MATERIAL FOR THIS EXERCISE ::
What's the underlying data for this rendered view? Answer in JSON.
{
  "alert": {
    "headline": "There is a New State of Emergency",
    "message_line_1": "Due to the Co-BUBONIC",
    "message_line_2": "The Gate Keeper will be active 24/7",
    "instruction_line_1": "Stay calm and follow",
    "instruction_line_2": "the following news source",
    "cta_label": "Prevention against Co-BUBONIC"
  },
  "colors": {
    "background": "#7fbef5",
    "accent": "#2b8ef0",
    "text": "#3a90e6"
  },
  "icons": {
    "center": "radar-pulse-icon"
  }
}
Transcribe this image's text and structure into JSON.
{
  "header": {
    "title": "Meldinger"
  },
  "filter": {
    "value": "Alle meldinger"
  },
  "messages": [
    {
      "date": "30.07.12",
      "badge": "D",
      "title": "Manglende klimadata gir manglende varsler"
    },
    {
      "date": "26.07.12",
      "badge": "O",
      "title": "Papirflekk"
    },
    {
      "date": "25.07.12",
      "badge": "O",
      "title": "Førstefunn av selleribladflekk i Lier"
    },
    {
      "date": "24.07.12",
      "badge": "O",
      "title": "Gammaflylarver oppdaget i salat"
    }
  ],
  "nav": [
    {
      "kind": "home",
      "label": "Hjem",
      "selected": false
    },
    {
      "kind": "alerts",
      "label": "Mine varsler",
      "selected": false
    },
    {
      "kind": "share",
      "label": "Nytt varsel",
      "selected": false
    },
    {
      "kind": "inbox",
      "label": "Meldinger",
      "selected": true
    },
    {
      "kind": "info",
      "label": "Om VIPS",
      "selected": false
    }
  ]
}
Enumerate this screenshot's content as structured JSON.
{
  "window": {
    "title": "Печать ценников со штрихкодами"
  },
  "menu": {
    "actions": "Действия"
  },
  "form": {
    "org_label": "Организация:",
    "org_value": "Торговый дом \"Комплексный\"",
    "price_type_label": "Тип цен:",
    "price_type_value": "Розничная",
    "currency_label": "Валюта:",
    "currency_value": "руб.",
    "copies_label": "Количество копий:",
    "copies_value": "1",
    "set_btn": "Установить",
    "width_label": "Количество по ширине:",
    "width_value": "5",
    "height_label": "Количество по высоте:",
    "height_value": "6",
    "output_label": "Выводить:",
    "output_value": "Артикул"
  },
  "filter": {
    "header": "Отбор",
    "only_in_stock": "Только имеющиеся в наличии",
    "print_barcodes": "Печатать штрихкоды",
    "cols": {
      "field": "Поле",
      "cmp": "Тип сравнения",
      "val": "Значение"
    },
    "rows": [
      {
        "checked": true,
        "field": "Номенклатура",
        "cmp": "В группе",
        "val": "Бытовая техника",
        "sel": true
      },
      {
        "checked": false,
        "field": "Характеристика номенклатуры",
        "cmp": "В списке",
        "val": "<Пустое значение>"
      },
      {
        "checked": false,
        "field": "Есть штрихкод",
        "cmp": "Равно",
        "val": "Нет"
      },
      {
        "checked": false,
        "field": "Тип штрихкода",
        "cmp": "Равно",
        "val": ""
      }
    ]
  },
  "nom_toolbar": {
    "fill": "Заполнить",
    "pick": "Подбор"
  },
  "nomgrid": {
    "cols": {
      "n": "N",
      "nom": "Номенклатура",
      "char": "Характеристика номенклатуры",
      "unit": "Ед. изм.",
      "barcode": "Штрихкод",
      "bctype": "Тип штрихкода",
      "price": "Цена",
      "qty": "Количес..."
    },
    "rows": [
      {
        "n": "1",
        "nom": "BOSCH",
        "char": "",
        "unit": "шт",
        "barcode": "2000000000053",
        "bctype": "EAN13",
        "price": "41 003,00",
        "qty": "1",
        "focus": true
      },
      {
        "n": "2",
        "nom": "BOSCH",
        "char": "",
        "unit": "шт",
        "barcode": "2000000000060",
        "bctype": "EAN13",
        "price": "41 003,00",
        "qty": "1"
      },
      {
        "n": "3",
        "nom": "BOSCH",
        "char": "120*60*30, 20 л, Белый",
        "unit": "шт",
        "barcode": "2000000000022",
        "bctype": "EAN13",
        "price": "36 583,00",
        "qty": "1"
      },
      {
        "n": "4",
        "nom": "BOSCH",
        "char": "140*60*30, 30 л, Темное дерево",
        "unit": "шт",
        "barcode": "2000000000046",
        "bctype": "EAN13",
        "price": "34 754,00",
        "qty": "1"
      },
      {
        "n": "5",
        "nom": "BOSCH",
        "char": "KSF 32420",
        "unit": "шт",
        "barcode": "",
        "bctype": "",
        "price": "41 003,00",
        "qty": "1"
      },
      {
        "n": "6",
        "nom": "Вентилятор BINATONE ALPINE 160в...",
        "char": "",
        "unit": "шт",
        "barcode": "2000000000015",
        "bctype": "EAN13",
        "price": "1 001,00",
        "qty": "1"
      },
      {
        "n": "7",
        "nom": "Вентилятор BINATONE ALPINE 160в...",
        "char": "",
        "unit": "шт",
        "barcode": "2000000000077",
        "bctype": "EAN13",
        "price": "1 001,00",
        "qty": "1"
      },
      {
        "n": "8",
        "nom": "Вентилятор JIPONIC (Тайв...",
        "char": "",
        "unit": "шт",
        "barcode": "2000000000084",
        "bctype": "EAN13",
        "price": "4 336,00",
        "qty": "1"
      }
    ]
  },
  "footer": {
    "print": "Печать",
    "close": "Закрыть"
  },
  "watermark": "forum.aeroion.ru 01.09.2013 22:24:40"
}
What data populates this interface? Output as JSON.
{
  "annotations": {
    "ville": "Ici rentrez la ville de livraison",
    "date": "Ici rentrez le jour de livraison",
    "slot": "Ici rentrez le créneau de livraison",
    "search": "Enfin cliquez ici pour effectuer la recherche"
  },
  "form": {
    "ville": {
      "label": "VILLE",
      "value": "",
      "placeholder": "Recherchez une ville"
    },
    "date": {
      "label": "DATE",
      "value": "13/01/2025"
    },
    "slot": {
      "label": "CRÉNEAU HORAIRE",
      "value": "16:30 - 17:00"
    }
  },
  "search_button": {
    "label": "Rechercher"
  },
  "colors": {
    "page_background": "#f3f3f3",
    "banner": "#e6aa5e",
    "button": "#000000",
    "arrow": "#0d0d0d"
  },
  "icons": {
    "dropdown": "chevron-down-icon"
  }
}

YOUR OBJECTIVE :: Go through the listing and print each line exactly as it appears.

RESPONSE FOR THIS EXERCISE ::
What's the underlying data for this rendered view? Answer in JSON.
{
  "alert": {
    "headline": "There is a New State of Emergency",
    "message_line_1": "Due to the Co-BUBONIC",
    "message_line_2": "The Gate Keeper will be active 24/7",
    "instruction_line_1": "Stay calm and follow",
    "instruction_line_2": "the following news source",
    "cta_label": "Prevention against Co-BUBONIC"
  },
  "colors": {
    "background": "#7fbef5",
    "accent": "#2b8ef0",
    "text": "#3a90e6"
  },
  "icons": {
    "center": "radar-pulse-icon"
  }
}
Transcribe this image's text and structure into JSON.
{
  "header": {
    "title": "Meldinger"
  },
  "filter": {
    "value": "Alle meldinger"
  },
  "messages": [
    {
      "date": "30.07.12",
      "badge": "D",
      "title": "Manglende klimadata gir manglende varsler"
    },
    {
      "date": "26.07.12",
      "badge": "O",
      "title": "Papirflekk"
    },
    {
      "date": "25.07.12",
      "badge": "O",
      "title": "Førstefunn av selleribladflekk i Lier"
    },
    {
      "date": "24.07.12",
      "badge": "O",
      "title": "Gammaflylarver oppdaget i salat"
    }
  ],
  "nav": [
    {
      "kind": "home",
      "label": "Hjem",
      "selected": false
    },
    {
      "kind": "alerts",
      "label": "Mine varsler",
      "selected": false
    },
    {
      "kind": "share",
      "label": "Nytt varsel",
      "selected": false
    },
    {
      "kind": "inbox",
      "label": "Meldinger",
      "selected": true
    },
    {
      "kind": "info",
      "label": "Om VIPS",
      "selected": false
    }
  ]
}
Enumerate this screenshot's content as structured JSON.
{
  "window": {
    "title": "Печать ценников со штрихкодами"
  },
  "menu": {
    "actions": "Действия"
  },
  "form": {
    "org_label": "Организация:",
    "org_value": "Торговый дом \"Комплексный\"",
    "price_type_label": "Тип цен:",
    "price_type_value": "Розничная",
    "currency_label": "Валюта:",
    "currency_value": "руб.",
    "copies_label": "Количество копий:",
    "copies_value": "1",
    "set_btn": "Установить",
    "width_label": "Количество по ширине:",
    "width_value": "5",
    "height_label": "Количество по высоте:",
    "height_value": "6",
    "output_label": "Выводить:",
    "output_value": "Артикул"
  },
  "filter": {
    "header": "Отбор",
    "only_in_stock": "Только имеющиеся в наличии",
    "print_barcodes": "Печатать штрихкоды",
    "cols": {
      "field": "Поле",
      "cmp": "Тип сравнения",
      "val": "Значение"
    },
    "rows": [
      {
        "checked": true,
        "field": "Номенклатура",
        "cmp": "В группе",
        "val": "Бытовая техника",
        "sel": true
      },
      {
        "checked": false,
        "field": "Характеристика номенклатуры",
        "cmp": "В списке",
        "val": "<Пустое значение>"
      },
      {
        "checked": false,
        "field": "Есть штрихкод",
        "cmp": "Равно",
        "val": "Нет"
      },
      {
        "checked": false,
        "field": "Тип штрихкода",
        "cmp": "Равно",
        "val": ""
      }
    ]
  },
  "nom_toolbar": {
    "fill": "Заполнить",
    "pick": "Подбор"
  },
  "nomgrid": {
    "cols": {
      "n": "N",
      "nom": "Номенклатура",
      "char": "Характеристика номенклатуры",
      "unit": "Ед. изм.",
      "barcode": "Штрихкод",
      "bctype": "Тип штрихкода",
      "price": "Цена",
      "qty": "Количес..."
    },
    "rows": [
      {
        "n": "1",
        "nom": "BOSCH",
        "char": "",
        "unit": "шт",
        "barcode": "2000000000053",
        "bctype": "EAN13",
        "price": "41 003,00",
        "qty": "1",
        "focus": true
      },
      {
        "n": "2",
        "nom": "BOSCH",
        "char": "",
        "unit": "шт",
        "barcode": "2000000000060",
        "bctype": "EAN13",
        "price": "41 003,00",
        "qty": "1"
      },
      {
        "n": "3",
        "nom": "BOSCH",
        "char": "120*60*30, 20 л, Белый",
        "unit": "шт",
        "barcode": "2000000000022",
        "bctype": "EAN13",
        "price": "36 583,00",
        "qty": "1"
      },
      {
        "n": "4",
        "nom": "BOSCH",
        "char": "140*60*30, 30 л, Темное дерево",
        "unit": "шт",
        "barcode": "2000000000046",
        "bctype": "EAN13",
        "price": "34 754,00",
        "qty": "1"
      },
      {
        "n": "5",
        "nom": "BOSCH",
        "char": "KSF 32420",
        "unit": "шт",
        "barcode": "",
        "bctype": "",
        "price": "41 003,00",
        "qty": "1"
      },
      {
        "n": "6",
        "nom": "Вентилятор BINATONE ALPINE 160в...",
        "char": "",
        "unit": "шт",
        "barcode": "2000000000015",
        "bctype": "EAN13",
        "price": "1 001,00",
        "qty": "1"
      },
      {
        "n": "7",
        "nom": "Вентилятор BINATONE ALPINE 160в...",
        "char": "",
        "unit": "шт",
        "barcode": "2000000000077",
        "bctype": "EAN13",
        "price": "1 001,00",
        "qty": "1"
      },
      {
        "n": "8",
        "nom": "Вентилятор JIPONIC (Тайв...",
        "char": "",
        "unit": "шт",
        "barcode": "2000000000084",
        "bctype": "EAN13",
        "price": "4 336,00",
        "qty": "1"
      }
    ]
  },
  "footer": {
    "print": "Печать",
    "close": "Закрыть"
  },
  "watermark": "forum.aeroion.ru 01.09.2013 22:24:40"
}
What data populates this interface? Output as JSON.
{
  "annotations": {
    "ville": "Ici rentrez la ville de livraison",
    "date": "Ici rentrez le jour de livraison",
    "slot": "Ici rentrez le créneau de livraison",
    "search": "Enfin cliquez ici pour effectuer la recherche"
  },
  "form": {
    "ville": {
      "label": "VILLE",
      "value": "",
      "placeholder": "Recherchez une ville"
    },
    "date": {
      "label": "DATE",
      "value": "13/01/2025"
    },
    "slot": {
      "label": "CRÉNEAU HORAIRE",
      "value": "16:30 - 17:00"
    }
  },
  "search_button": {
    "label": "Rechercher"
  },
  "colors": {
    "page_background": "#f3f3f3",
    "banner": "#e6aa5e",
    "button": "#000000",
    "arrow": "#0d0d0d"
  },
  "icons": {
    "dropdown": "chevron-down-icon"
  }
}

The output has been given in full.